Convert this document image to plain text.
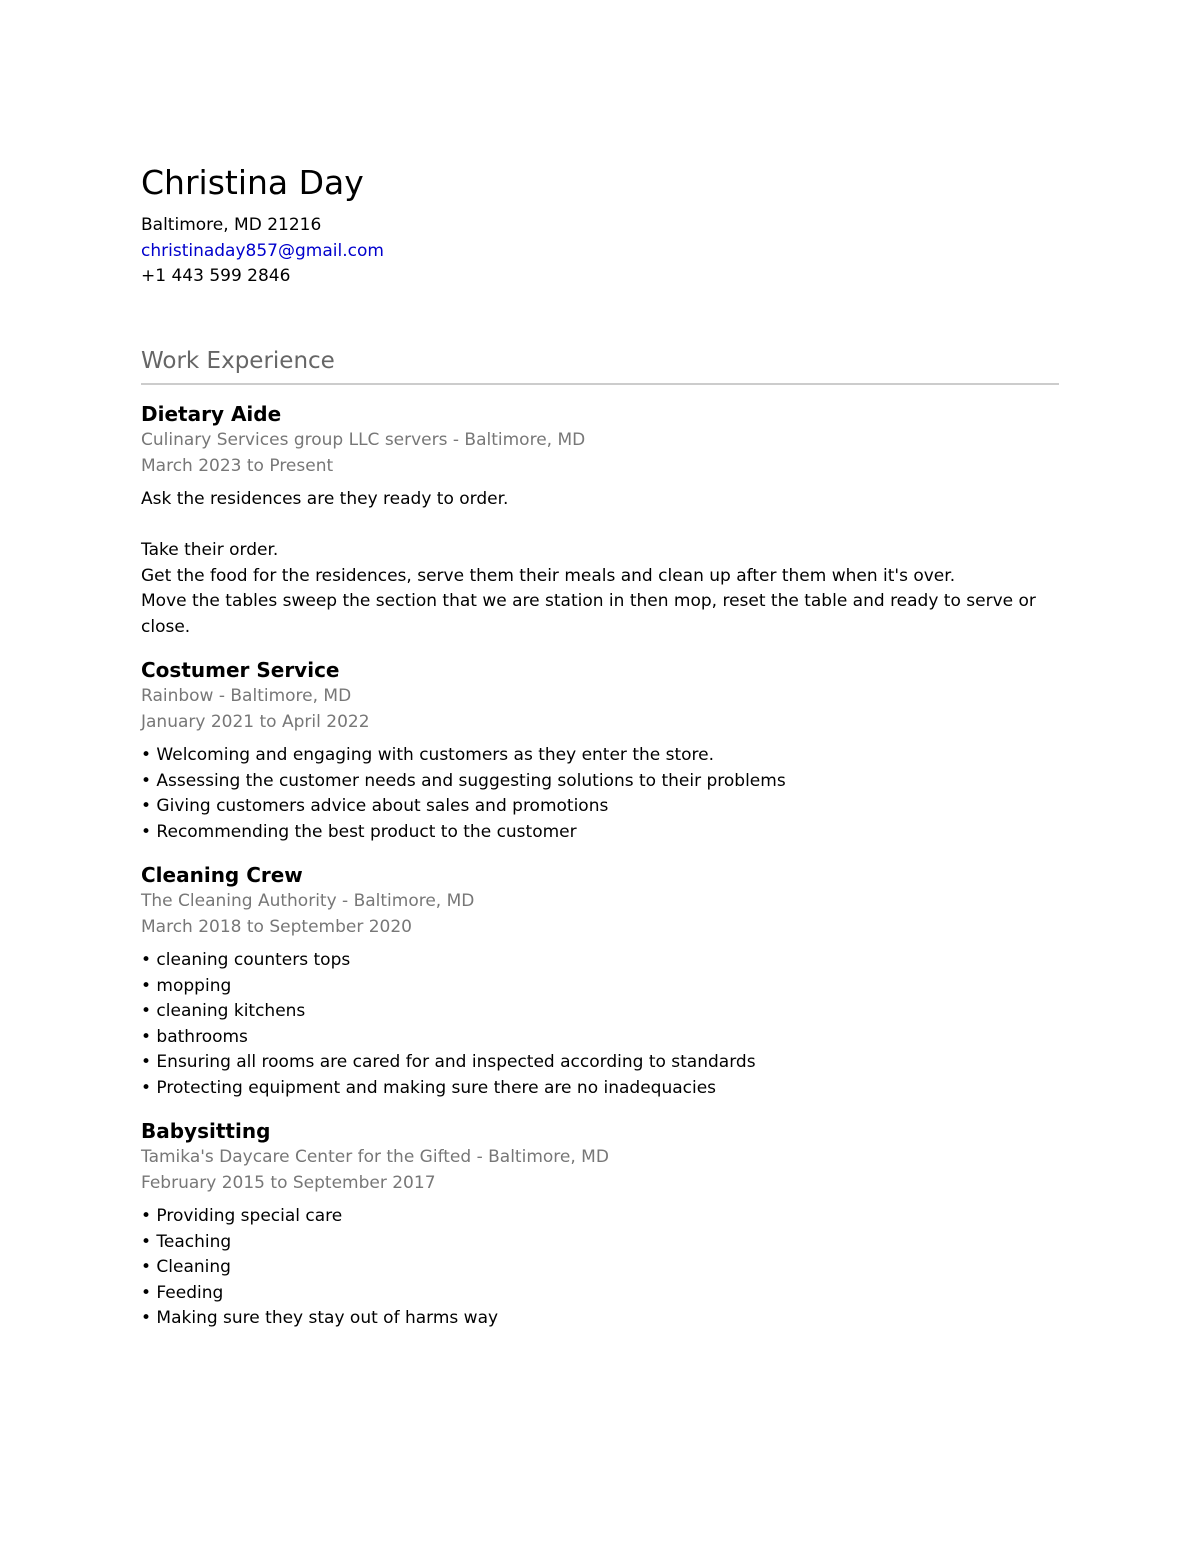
Christina Day
Baltimore, MD 21216
christinaday857@gmail.com
+1 443 599 2846
Work Experience
Dietary Aide
Culinary Services group LLC servers - Baltimore, MD
March 2023 to Present
Ask the residences are they ready to order.
Take their order.
Get the food for the residences, serve them their meals and clean up after them when it's over.
Move the tables sweep the section that we are station in then mop, reset the table and ready to serve or close.
Costumer Service
Rainbow - Baltimore, MD
January 2021 to April 2022
• Welcoming and engaging with customers as they enter the store.
• Assessing the customer needs and suggesting solutions to their problems
• Giving customers advice about sales and promotions
• Recommending the best product to the customer
Cleaning Crew
The Cleaning Authority - Baltimore, MD
March 2018 to September 2020
• cleaning counters tops
• mopping
• cleaning kitchens
• bathrooms
• Ensuring all rooms are cared for and inspected according to standards
• Protecting equipment and making sure there are no inadequacies
Babysitting
Tamika's Daycare Center for the Gifted - Baltimore, MD
February 2015 to September 2017
• Providing special care
• Teaching
• Cleaning
• Feeding
• Making sure they stay out of harms way
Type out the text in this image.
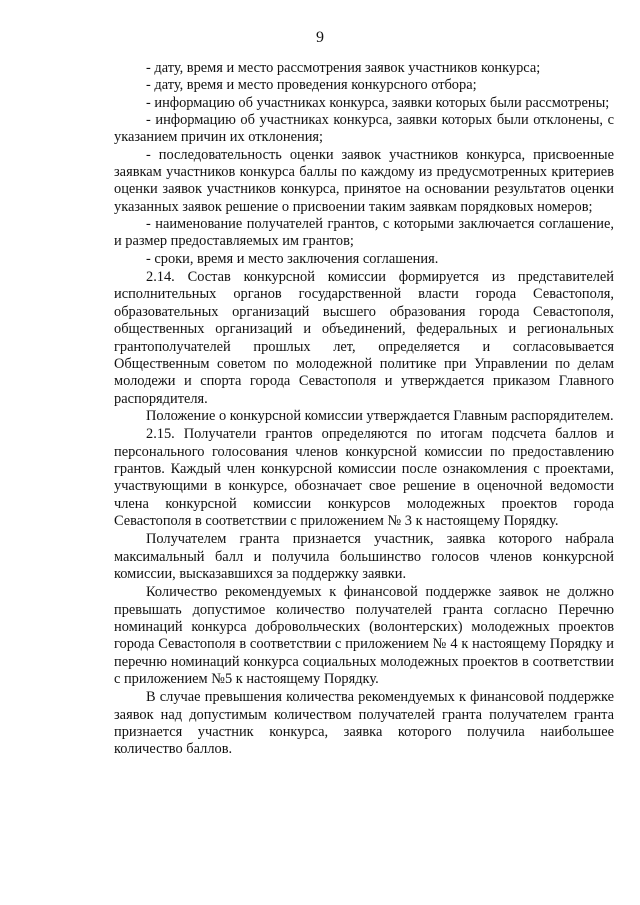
9

- дату, время и место рассмотрения заявок участников конкурса;

- дату, время и место проведения конкурсного отбора;

- информацию об участниках конкурса, заявки которых были рассмотрены;

- информацию об участниках конкурса, заявки которых были отклонены, с указанием причин их отклонения;

- последовательность оценки заявок участников конкурса, присвоенные заявкам участников конкурса баллы по каждому из предусмотренных критериев оценки заявок участников конкурса, принятое на основании результатов оценки указанных заявок решение о присвоении таким заявкам порядковых номеров;

- наименование получателей грантов, с которыми заключается соглашение, и размер предоставляемых им грантов;

- сроки, время и место заключения соглашения.

2.14. Состав конкурсной комиссии формируется из представителей исполнительных органов государственной власти города Севастополя, образовательных организаций высшего образования города Севастополя, общественных организаций и объединений, федеральных и региональных грантополучателей прошлых лет, определяется и согласовывается Общественным советом по молодежной политике при Управлении по делам молодежи и спорта города Севастополя и утверждается приказом Главного распорядителя.

Положение о конкурсной комиссии утверждается Главным распорядителем.

2.15. Получатели грантов определяются по итогам подсчета баллов и персонального голосования членов конкурсной комиссии по предоставлению грантов. Каждый член конкурсной комиссии после ознакомления с проектами, участвующими в конкурсе, обозначает свое решение в оценочной ведомости члена конкурсной комиссии конкурсов молодежных проектов города Севастополя в соответствии с приложением № 3 к настоящему Порядку.

Получателем гранта признается участник, заявка которого набрала максимальный балл и получила большинство голосов членов конкурсной комиссии, высказавшихся за поддержку заявки.

Количество рекомендуемых к финансовой поддержке заявок не должно превышать допустимое количество получателей гранта согласно Перечню номинаций конкурса добровольческих (волонтерских) молодежных проектов города Севастополя в соответствии с приложением № 4 к настоящему Порядку и перечню номинаций конкурса социальных молодежных проектов в соответствии с приложением №5 к настоящему Порядку.

В случае превышения количества рекомендуемых к финансовой поддержке заявок над допустимым количеством получателей гранта получателем гранта признается участник конкурса, заявка которого получила наибольшее количество баллов.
----------------
_Problem description_: Find every line that holds "дату" and copy it.

_Written response_:
- дату, время и место рассмотрения заявок участников конкурса;
- дату, время и место проведения конкурсного отбора;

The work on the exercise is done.